#### Brief
All lines below must be repeated exactly, with the pictures omitted.

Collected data
(begin)

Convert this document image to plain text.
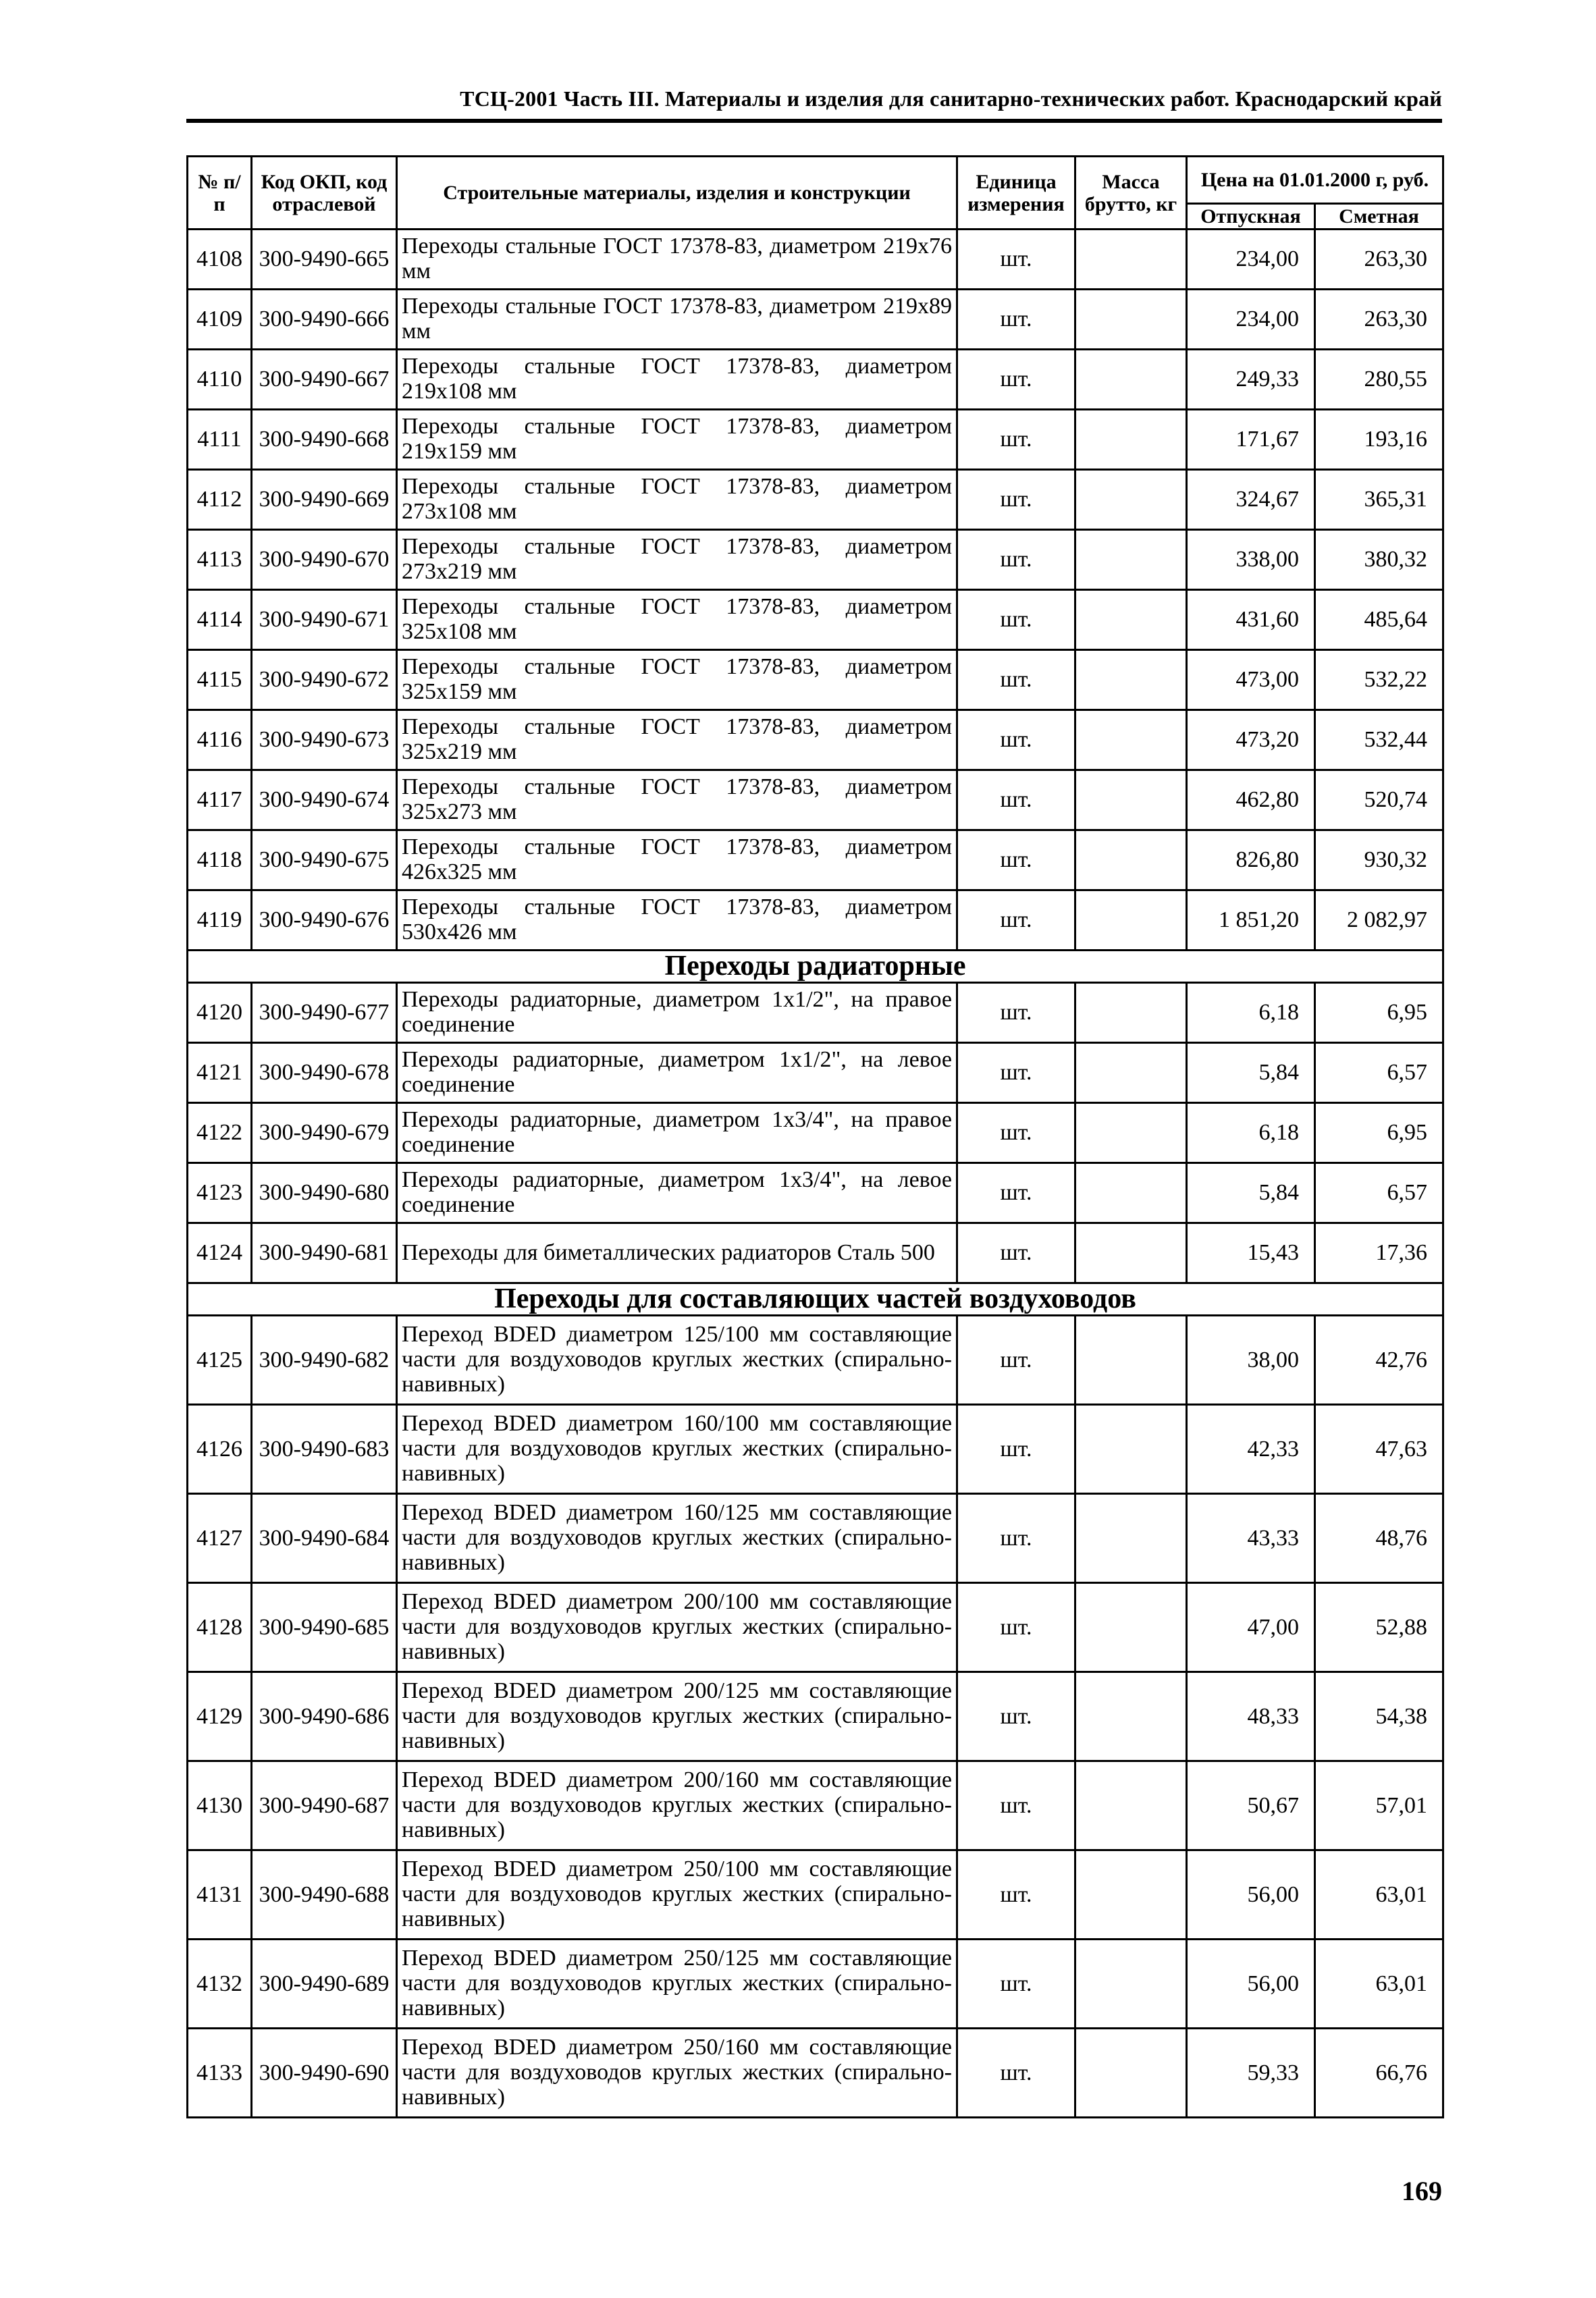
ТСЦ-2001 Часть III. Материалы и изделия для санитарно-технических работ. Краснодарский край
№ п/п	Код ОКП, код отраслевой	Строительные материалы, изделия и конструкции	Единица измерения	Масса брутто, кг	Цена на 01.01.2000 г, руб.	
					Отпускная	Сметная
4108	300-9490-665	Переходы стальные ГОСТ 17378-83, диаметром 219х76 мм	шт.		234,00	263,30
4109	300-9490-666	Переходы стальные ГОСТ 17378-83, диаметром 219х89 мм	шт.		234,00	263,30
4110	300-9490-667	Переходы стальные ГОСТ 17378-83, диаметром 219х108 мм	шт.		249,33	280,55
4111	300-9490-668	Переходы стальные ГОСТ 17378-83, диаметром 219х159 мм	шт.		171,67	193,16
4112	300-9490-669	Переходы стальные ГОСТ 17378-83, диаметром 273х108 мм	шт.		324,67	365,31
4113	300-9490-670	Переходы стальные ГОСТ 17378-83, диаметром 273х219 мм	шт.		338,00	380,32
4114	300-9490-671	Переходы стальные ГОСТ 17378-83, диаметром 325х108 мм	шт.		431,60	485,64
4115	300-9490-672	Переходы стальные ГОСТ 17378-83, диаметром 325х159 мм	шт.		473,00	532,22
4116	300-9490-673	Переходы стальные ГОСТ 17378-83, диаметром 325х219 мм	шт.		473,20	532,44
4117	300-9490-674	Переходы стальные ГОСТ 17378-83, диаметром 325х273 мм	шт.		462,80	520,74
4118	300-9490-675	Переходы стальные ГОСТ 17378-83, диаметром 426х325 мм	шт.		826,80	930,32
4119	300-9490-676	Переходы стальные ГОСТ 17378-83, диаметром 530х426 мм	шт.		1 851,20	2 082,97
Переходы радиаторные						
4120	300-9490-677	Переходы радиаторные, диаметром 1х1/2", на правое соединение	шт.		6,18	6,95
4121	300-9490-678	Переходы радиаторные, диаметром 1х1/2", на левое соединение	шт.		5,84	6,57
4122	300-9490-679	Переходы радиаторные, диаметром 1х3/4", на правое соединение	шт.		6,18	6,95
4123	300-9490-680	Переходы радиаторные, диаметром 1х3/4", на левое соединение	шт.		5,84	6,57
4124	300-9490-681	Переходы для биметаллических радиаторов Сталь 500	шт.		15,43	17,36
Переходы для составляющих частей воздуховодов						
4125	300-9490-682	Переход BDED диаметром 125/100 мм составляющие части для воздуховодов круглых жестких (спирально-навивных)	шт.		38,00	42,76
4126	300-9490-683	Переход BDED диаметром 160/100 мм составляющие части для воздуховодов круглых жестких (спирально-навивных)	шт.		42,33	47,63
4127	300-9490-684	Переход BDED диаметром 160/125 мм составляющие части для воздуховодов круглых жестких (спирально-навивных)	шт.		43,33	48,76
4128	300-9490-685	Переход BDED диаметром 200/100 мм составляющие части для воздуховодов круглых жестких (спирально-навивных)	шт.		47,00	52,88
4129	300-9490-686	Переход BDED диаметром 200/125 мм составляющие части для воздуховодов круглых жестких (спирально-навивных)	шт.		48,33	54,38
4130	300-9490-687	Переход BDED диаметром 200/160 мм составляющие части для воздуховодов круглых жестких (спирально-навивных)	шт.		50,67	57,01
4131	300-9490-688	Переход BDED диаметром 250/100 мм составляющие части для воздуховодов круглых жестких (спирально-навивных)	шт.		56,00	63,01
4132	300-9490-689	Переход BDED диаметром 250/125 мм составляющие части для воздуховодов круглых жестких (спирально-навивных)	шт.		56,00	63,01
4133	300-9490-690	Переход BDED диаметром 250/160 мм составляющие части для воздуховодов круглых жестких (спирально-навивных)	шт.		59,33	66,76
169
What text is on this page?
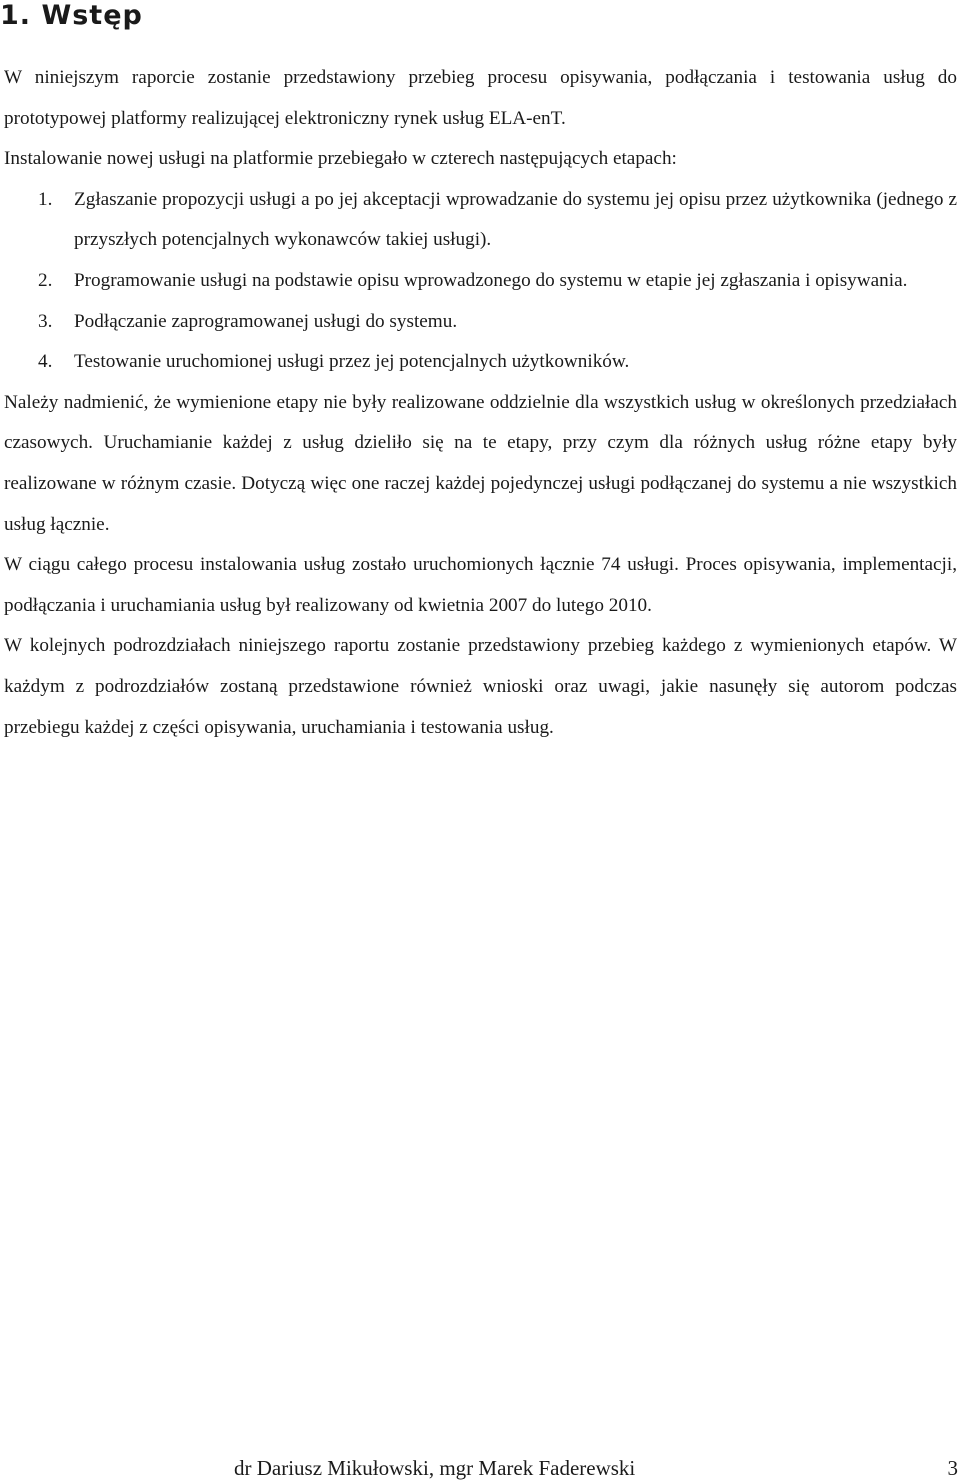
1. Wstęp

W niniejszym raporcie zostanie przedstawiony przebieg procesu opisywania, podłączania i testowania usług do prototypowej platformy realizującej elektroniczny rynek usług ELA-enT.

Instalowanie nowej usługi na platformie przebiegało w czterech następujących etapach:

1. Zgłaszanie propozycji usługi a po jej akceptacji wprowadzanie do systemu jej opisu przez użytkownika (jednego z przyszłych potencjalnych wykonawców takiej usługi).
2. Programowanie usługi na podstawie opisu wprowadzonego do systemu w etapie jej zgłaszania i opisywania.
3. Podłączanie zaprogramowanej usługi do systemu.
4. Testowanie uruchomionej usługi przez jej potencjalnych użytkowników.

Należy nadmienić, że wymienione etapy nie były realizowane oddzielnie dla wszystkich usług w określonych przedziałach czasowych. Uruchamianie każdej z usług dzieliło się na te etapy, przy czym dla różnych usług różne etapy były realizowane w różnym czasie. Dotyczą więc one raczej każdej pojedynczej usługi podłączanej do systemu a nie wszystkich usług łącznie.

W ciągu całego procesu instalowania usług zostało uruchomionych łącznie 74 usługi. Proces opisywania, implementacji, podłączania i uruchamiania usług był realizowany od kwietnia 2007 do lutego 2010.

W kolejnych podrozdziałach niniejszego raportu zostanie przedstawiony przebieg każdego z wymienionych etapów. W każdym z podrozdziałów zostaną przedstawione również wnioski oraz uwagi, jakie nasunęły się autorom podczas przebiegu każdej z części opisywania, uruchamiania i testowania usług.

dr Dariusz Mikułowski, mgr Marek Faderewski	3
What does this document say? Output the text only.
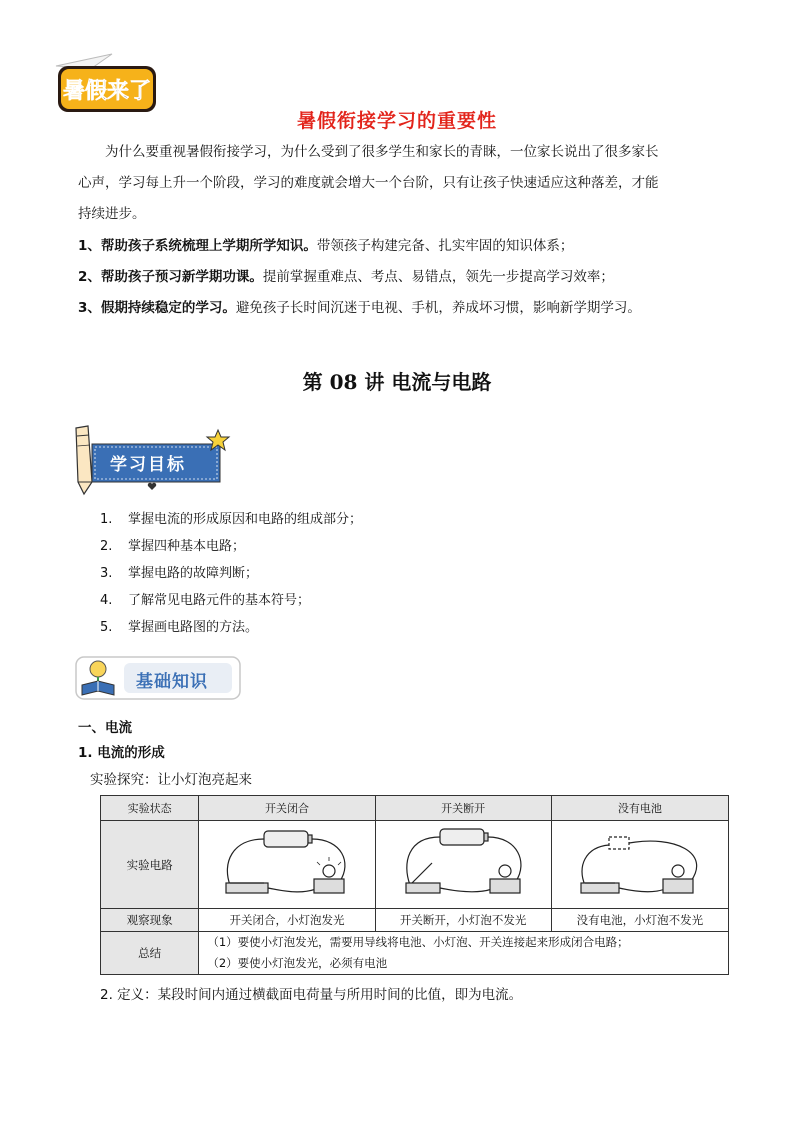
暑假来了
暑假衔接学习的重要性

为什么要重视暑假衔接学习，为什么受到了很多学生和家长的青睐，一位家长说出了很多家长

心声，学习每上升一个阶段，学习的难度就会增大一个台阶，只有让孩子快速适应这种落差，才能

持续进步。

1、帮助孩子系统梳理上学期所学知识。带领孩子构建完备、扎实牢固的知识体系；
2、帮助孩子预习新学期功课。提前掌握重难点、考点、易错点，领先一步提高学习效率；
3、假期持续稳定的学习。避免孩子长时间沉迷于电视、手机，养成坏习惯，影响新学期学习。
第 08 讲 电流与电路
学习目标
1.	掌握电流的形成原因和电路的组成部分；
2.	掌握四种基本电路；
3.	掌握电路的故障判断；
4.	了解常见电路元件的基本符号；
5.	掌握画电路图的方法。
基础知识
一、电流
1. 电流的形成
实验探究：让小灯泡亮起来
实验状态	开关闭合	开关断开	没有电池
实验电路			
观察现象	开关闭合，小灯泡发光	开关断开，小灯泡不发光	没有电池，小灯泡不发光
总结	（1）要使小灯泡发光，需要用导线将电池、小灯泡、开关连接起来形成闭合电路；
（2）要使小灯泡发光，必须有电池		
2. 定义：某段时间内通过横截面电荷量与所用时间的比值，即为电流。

(end)

#### Solution for this exercise
Convert this document image to plain text.
ТСЦ-2001 Часть III. Материалы и изделия для санитарно-технических работ. Краснодарский край
№ п/п	Код ОКП, код отраслевой	Строительные материалы, изделия и конструкции	Единица измерения	Масса брутто, кг	Цена на 01.01.2000 г, руб.	
					Отпускная	Сметная
4108	300-9490-665	Переходы стальные ГОСТ 17378-83, диаметром 219х76 мм	шт.		234,00	263,30
4109	300-9490-666	Переходы стальные ГОСТ 17378-83, диаметром 219х89 мм	шт.		234,00	263,30
4110	300-9490-667	Переходы стальные ГОСТ 17378-83, диаметром 219х108 мм	шт.		249,33	280,55
4111	300-9490-668	Переходы стальные ГОСТ 17378-83, диаметром 219х159 мм	шт.		171,67	193,16
4112	300-9490-669	Переходы стальные ГОСТ 17378-83, диаметром 273х108 мм	шт.		324,67	365,31
4113	300-9490-670	Переходы стальные ГОСТ 17378-83, диаметром 273х219 мм	шт.		338,00	380,32
4114	300-9490-671	Переходы стальные ГОСТ 17378-83, диаметром 325х108 мм	шт.		431,60	485,64
4115	300-9490-672	Переходы стальные ГОСТ 17378-83, диаметром 325х159 мм	шт.		473,00	532,22
4116	300-9490-673	Переходы стальные ГОСТ 17378-83, диаметром 325х219 мм	шт.		473,20	532,44
4117	300-9490-674	Переходы стальные ГОСТ 17378-83, диаметром 325х273 мм	шт.		462,80	520,74
4118	300-9490-675	Переходы стальные ГОСТ 17378-83, диаметром 426х325 мм	шт.		826,80	930,32
4119	300-9490-676	Переходы стальные ГОСТ 17378-83, диаметром 530х426 мм	шт.		1 851,20	2 082,97
Переходы радиаторные						
4120	300-9490-677	Переходы радиаторные, диаметром 1х1/2", на правое соединение	шт.		6,18	6,95
4121	300-9490-678	Переходы радиаторные, диаметром 1х1/2", на левое соединение	шт.		5,84	6,57
4122	300-9490-679	Переходы радиаторные, диаметром 1х3/4", на правое соединение	шт.		6,18	6,95
4123	300-9490-680	Переходы радиаторные, диаметром 1х3/4", на левое соединение	шт.		5,84	6,57
4124	300-9490-681	Переходы для биметаллических радиаторов Сталь 500	шт.		15,43	17,36
Переходы для составляющих частей воздуховодов						
4125	300-9490-682	Переход BDED диаметром 125/100 мм составляющие части для воздуховодов круглых жестких (спирально-навивных)	шт.		38,00	42,76
4126	300-9490-683	Переход BDED диаметром 160/100 мм составляющие части для воздуховодов круглых жестких (спирально-навивных)	шт.		42,33	47,63
4127	300-9490-684	Переход BDED диаметром 160/125 мм составляющие части для воздуховодов круглых жестких (спирально-навивных)	шт.		43,33	48,76
4128	300-9490-685	Переход BDED диаметром 200/100 мм составляющие части для воздуховодов круглых жестких (спирально-навивных)	шт.		47,00	52,88
4129	300-9490-686	Переход BDED диаметром 200/125 мм составляющие части для воздуховодов круглых жестких (спирально-навивных)	шт.		48,33	54,38
4130	300-9490-687	Переход BDED диаметром 200/160 мм составляющие части для воздуховодов круглых жестких (спирально-навивных)	шт.		50,67	57,01
4131	300-9490-688	Переход BDED диаметром 250/100 мм составляющие части для воздуховодов круглых жестких (спирально-навивных)	шт.		56,00	63,01
4132	300-9490-689	Переход BDED диаметром 250/125 мм составляющие части для воздуховодов круглых жестких (спирально-навивных)	шт.		56,00	63,01
4133	300-9490-690	Переход BDED диаметром 250/160 мм составляющие части для воздуховодов круглых жестких (спирально-навивных)	шт.		59,33	66,76
169
What text is on this page?
1. Wstęp

W niniejszym raporcie zostanie przedstawiony przebieg procesu opisywania, podłączania i testowania usług do prototypowej platformy realizującej elektroniczny rynek usług ELA-enT.

Instalowanie nowej usługi na platformie przebiegało w czterech następujących etapach:

1. Zgłaszanie propozycji usługi a po jej akceptacji wprowadzanie do systemu jej opisu przez użytkownika (jednego z przyszłych potencjalnych wykonawców takiej usługi).
2. Programowanie usługi na podstawie opisu wprowadzonego do systemu w etapie jej zgłaszania i opisywania.
3. Podłączanie zaprogramowanej usługi do systemu.
4. Testowanie uruchomionej usługi przez jej potencjalnych użytkowników.

Należy nadmienić, że wymienione etapy nie były realizowane oddzielnie dla wszystkich usług w określonych przedziałach czasowych. Uruchamianie każdej z usług dzieliło się na te etapy, przy czym dla różnych usług różne etapy były realizowane w różnym czasie. Dotyczą więc one raczej każdej pojedynczej usługi podłączanej do systemu a nie wszystkich usług łącznie.

W ciągu całego procesu instalowania usług zostało uruchomionych łącznie 74 usługi. Proces opisywania, implementacji, podłączania i uruchamiania usług był realizowany od kwietnia 2007 do lutego 2010.

W kolejnych podrozdziałach niniejszego raportu zostanie przedstawiony przebieg każdego z wymienionych etapów. W każdym z podrozdziałów zostaną przedstawione również wnioski oraz uwagi, jakie nasunęły się autorom podczas przebiegu każdej z części opisywania, uruchamiania i testowania usług.

dr Dariusz Mikułowski, mgr Marek Faderewski	3
What does this document say? Output the text only.
暑假来了
暑假衔接学习的重要性

为什么要重视暑假衔接学习，为什么受到了很多学生和家长的青睐，一位家长说出了很多家长

心声，学习每上升一个阶段，学习的难度就会增大一个台阶，只有让孩子快速适应这种落差，才能

持续进步。

1、帮助孩子系统梳理上学期所学知识。带领孩子构建完备、扎实牢固的知识体系；
2、帮助孩子预习新学期功课。提前掌握重难点、考点、易错点，领先一步提高学习效率；
3、假期持续稳定的学习。避免孩子长时间沉迷于电视、手机，养成坏习惯，影响新学期学习。
第 08 讲 电流与电路
学习目标
1.	掌握电流的形成原因和电路的组成部分；
2.	掌握四种基本电路；
3.	掌握电路的故障判断；
4.	了解常见电路元件的基本符号；
5.	掌握画电路图的方法。
基础知识
一、电流
1. 电流的形成
实验探究：让小灯泡亮起来
实验状态	开关闭合	开关断开	没有电池
实验电路			
观察现象	开关闭合，小灯泡发光	开关断开，小灯泡不发光	没有电池，小灯泡不发光
总结	（1）要使小灯泡发光，需要用导线将电池、小灯泡、开关连接起来形成闭合电路；
（2）要使小灯泡发光，必须有电池		
2. 定义：某段时间内通过横截面电荷量与所用时间的比值，即为电流。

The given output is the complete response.